▸ TASK GOAL
Check every line of the entries that follow, and copy the ones containing "Пусть".

====================

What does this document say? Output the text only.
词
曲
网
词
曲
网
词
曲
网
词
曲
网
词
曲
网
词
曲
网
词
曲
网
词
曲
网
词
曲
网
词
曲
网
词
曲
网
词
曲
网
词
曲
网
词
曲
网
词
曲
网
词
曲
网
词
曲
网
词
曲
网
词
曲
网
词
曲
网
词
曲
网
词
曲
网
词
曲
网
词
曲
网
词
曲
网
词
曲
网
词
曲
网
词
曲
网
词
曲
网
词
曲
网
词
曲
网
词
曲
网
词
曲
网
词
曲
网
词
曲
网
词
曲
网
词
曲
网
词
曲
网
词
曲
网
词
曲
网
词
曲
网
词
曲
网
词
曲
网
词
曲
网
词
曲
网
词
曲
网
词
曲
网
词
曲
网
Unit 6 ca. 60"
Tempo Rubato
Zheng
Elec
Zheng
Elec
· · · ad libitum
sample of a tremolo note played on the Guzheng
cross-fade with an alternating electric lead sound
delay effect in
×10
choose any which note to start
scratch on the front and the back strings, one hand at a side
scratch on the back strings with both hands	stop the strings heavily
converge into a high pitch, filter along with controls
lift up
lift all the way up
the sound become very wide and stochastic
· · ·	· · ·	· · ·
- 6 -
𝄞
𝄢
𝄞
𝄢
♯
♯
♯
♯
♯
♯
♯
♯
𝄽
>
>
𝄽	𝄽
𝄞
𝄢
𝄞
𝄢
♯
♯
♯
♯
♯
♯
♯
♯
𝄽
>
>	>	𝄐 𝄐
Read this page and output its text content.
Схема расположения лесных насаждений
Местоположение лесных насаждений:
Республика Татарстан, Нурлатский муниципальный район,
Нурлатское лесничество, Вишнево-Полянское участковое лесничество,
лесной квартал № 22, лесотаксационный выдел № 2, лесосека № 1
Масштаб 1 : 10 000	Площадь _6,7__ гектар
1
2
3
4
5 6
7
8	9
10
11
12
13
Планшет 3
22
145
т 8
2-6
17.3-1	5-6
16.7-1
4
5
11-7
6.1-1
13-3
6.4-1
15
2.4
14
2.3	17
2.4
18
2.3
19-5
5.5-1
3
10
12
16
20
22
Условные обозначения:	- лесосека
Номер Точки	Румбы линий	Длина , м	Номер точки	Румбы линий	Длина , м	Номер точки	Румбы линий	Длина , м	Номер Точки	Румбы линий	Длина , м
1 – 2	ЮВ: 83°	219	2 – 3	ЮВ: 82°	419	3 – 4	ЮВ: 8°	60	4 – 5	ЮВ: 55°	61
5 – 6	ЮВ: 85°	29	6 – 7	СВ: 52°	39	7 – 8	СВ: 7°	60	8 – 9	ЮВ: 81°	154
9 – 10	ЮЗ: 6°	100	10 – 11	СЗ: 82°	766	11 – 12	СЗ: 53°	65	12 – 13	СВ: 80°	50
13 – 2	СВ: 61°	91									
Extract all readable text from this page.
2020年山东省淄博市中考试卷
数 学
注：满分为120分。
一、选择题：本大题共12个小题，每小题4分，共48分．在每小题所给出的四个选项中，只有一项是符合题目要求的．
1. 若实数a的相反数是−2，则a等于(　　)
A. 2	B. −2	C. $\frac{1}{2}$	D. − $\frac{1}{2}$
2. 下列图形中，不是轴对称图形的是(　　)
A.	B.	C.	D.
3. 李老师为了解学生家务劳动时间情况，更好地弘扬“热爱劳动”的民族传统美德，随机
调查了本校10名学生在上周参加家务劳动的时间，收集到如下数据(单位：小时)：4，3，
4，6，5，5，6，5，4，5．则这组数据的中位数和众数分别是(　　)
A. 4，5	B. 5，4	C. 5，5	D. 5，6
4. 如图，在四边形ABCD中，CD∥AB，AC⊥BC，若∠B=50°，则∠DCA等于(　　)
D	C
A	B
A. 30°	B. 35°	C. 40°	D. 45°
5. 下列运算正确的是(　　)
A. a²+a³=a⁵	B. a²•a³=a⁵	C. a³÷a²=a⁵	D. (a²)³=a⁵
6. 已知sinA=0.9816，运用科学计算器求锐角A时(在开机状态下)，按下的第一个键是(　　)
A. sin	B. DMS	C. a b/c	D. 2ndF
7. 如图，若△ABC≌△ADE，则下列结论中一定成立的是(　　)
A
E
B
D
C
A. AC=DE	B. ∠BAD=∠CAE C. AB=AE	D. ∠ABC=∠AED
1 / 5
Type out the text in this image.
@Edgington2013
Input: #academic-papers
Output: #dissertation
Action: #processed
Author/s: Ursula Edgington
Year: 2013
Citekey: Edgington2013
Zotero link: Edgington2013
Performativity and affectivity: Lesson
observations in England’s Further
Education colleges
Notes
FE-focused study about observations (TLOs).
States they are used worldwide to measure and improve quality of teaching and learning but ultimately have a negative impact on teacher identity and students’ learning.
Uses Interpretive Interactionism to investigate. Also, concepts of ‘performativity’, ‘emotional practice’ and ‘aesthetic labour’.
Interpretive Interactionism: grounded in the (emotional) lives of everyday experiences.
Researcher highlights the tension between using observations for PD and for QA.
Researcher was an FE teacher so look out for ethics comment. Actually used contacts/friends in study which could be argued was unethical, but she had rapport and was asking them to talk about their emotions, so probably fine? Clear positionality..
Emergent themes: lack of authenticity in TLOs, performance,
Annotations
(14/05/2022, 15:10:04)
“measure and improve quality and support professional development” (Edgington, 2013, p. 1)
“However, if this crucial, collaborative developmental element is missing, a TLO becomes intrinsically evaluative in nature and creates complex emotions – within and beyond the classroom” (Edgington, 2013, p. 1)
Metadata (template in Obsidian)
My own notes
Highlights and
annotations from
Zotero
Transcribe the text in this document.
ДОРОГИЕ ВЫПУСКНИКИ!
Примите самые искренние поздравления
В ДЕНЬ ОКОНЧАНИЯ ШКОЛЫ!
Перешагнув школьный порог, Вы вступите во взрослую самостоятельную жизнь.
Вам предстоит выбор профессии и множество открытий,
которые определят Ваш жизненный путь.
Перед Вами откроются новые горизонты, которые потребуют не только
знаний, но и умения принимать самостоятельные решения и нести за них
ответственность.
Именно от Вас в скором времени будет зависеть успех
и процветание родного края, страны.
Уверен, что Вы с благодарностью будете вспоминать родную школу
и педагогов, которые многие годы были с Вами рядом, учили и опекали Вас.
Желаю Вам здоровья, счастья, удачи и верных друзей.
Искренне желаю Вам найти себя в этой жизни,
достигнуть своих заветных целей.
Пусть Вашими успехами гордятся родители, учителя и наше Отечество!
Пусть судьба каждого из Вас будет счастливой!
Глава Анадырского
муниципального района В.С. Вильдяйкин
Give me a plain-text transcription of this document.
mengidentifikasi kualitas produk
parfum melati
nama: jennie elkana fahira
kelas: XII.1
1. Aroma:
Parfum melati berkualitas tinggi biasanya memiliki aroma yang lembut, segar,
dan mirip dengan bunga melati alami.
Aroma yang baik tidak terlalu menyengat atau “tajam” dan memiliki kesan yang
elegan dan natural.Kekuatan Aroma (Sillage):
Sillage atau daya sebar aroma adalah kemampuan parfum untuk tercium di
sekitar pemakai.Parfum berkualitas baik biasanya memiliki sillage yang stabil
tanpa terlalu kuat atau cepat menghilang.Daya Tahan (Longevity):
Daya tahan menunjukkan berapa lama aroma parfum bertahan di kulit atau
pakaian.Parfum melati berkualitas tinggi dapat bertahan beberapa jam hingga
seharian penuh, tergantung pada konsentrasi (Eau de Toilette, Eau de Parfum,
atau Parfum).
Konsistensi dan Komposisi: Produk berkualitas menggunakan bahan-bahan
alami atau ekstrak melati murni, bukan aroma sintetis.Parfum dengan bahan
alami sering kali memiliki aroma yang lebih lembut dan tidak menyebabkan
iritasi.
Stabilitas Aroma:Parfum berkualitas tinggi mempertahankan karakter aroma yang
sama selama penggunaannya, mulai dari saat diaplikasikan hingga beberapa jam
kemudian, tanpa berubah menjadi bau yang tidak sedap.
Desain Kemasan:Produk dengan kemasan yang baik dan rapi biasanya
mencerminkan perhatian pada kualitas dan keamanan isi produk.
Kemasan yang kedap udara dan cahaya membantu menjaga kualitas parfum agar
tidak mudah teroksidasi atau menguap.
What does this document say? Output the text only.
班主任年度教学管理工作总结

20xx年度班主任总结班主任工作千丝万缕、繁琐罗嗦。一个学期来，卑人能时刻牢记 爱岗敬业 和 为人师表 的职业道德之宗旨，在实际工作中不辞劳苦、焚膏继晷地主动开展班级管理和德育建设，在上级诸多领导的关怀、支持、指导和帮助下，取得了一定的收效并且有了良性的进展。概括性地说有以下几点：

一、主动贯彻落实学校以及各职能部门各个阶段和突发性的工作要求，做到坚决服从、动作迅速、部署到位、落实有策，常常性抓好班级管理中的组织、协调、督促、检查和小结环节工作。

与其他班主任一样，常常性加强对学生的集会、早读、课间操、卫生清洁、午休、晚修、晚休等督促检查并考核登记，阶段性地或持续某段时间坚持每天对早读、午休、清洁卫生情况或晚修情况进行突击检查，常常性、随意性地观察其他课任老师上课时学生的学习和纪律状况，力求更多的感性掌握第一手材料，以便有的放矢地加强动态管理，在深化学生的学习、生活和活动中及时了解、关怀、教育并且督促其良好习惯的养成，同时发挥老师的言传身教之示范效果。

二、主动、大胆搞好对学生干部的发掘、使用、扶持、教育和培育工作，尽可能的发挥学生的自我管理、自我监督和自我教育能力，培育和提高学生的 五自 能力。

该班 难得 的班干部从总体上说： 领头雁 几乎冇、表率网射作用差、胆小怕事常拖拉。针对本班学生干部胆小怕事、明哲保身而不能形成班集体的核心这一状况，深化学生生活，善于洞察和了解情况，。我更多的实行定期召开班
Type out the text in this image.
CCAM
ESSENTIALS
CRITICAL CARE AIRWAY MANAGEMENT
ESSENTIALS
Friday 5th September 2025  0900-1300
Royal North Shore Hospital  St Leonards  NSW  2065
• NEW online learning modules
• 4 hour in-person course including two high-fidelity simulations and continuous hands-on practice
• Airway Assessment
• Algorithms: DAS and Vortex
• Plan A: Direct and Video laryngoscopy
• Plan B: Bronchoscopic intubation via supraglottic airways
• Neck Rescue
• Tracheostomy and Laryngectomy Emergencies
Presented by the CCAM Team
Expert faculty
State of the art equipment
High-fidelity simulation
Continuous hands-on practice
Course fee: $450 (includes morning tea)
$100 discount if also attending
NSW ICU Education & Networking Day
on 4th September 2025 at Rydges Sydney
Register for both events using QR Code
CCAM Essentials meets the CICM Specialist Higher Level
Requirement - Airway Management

====================

▸ OUTPUT BELOW
Пусть Вашими успехами гордятся родители, учителя и наше Отечество!
Пусть судьба каждого из Вас будет счастливой!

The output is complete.